■ What you should do ■
Among the entries, which lines carry the string "Avril"? Copy each of them.

■ Materials provided ■

[Start]

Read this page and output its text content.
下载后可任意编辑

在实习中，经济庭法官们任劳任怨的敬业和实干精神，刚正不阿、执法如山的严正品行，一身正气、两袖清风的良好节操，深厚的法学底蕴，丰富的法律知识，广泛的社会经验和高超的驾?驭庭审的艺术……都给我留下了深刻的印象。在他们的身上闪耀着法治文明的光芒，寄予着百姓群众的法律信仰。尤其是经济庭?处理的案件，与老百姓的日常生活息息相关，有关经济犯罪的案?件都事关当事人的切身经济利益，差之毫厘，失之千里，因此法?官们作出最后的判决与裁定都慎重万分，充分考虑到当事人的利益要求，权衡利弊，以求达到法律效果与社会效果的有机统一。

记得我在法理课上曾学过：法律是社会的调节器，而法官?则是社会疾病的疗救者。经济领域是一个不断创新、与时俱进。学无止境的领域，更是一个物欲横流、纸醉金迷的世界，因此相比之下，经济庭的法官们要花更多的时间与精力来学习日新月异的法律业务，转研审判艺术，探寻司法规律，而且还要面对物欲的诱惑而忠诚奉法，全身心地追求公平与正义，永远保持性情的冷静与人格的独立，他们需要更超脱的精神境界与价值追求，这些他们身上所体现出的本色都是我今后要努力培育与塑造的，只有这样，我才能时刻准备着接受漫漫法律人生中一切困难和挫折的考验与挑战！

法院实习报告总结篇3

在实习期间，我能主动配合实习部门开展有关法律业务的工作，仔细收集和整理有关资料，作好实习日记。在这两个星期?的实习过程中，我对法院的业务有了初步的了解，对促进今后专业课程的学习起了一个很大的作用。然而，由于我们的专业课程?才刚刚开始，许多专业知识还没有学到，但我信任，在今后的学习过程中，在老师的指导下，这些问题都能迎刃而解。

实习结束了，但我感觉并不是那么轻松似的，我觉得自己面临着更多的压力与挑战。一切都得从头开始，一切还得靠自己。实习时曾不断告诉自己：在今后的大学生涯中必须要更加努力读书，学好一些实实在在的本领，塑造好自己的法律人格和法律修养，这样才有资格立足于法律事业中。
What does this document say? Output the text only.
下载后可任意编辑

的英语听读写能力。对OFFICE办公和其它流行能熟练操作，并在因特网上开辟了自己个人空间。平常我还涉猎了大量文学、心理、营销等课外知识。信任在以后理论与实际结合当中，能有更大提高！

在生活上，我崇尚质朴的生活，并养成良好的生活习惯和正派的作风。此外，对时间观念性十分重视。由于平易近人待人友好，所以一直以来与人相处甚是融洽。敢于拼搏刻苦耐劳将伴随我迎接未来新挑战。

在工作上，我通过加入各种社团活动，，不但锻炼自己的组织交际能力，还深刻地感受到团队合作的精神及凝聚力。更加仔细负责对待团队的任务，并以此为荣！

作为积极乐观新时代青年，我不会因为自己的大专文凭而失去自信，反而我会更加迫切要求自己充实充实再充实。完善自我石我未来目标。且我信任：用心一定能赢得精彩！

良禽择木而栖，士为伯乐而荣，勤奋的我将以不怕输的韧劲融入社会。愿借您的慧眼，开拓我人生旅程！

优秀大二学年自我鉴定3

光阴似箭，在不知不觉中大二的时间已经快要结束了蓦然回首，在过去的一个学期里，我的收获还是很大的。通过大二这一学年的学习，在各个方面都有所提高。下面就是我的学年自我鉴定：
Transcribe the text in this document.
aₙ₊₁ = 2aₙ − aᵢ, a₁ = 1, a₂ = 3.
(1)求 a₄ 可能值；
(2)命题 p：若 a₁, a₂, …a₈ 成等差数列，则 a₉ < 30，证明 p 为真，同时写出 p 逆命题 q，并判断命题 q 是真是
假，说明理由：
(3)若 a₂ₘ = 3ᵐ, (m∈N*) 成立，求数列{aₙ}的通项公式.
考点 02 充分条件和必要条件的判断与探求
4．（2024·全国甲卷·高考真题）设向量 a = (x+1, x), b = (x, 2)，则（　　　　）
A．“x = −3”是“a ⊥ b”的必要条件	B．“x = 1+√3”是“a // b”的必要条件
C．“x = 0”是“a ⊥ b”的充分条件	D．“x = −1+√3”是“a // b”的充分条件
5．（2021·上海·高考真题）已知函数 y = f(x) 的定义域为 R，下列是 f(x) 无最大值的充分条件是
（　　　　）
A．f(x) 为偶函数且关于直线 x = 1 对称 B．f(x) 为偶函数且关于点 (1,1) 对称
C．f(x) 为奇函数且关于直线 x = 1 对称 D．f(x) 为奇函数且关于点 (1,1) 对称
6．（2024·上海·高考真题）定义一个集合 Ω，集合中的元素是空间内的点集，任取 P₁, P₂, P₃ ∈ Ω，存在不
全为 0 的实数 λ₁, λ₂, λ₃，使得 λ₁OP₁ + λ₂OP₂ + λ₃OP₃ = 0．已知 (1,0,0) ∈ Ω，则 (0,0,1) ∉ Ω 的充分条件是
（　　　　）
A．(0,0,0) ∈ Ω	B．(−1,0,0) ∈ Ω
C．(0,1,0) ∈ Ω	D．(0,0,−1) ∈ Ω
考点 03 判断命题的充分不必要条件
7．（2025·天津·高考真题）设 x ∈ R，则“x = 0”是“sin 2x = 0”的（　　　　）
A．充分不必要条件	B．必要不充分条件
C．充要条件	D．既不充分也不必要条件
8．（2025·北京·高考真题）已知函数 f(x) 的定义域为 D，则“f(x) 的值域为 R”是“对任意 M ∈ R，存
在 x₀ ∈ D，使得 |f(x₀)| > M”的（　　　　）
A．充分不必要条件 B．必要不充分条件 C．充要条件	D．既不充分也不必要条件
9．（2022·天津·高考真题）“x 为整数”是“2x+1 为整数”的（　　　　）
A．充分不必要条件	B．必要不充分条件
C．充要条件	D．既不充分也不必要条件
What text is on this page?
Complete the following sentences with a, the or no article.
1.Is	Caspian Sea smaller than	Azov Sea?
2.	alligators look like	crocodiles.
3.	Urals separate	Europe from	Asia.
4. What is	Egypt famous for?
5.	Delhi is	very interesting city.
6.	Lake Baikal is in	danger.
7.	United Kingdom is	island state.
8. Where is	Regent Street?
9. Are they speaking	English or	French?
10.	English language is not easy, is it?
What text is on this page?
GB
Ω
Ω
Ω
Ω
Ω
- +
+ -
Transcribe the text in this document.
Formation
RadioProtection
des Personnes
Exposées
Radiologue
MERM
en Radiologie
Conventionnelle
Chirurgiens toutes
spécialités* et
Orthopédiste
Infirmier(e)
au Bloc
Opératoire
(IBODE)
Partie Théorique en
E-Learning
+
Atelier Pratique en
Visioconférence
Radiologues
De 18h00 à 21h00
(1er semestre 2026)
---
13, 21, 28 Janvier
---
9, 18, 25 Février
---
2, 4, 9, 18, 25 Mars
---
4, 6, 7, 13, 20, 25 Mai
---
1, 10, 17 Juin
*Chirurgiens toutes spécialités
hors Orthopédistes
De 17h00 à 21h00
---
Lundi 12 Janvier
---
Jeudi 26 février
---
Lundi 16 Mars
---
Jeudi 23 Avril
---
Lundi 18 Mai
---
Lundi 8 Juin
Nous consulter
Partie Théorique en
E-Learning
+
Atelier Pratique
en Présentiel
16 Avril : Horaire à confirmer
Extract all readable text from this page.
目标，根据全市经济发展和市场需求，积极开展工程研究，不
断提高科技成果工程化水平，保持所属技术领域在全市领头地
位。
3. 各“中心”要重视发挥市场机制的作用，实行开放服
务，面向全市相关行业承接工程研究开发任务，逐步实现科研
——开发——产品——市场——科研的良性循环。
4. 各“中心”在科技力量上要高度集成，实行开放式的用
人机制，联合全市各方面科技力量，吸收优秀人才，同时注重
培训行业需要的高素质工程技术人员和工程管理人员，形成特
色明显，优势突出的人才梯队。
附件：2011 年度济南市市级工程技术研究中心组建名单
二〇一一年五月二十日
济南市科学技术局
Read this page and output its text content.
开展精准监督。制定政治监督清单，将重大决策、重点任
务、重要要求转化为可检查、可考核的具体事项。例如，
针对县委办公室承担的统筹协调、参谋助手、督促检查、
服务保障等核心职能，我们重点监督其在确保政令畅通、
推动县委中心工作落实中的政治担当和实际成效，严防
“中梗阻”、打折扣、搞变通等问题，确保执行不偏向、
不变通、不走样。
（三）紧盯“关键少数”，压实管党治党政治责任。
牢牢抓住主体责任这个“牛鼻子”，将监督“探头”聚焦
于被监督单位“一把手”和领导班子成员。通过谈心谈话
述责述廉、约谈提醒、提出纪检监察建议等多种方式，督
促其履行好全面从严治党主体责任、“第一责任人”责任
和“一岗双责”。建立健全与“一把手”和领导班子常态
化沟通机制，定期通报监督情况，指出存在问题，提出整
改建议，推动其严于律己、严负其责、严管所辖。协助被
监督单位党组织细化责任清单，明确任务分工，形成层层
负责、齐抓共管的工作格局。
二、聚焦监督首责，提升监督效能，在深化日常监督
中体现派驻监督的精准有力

[End]

■ Solution to this task ■
Jeudi 23 Avril
16 Avril : Horaire à confirmer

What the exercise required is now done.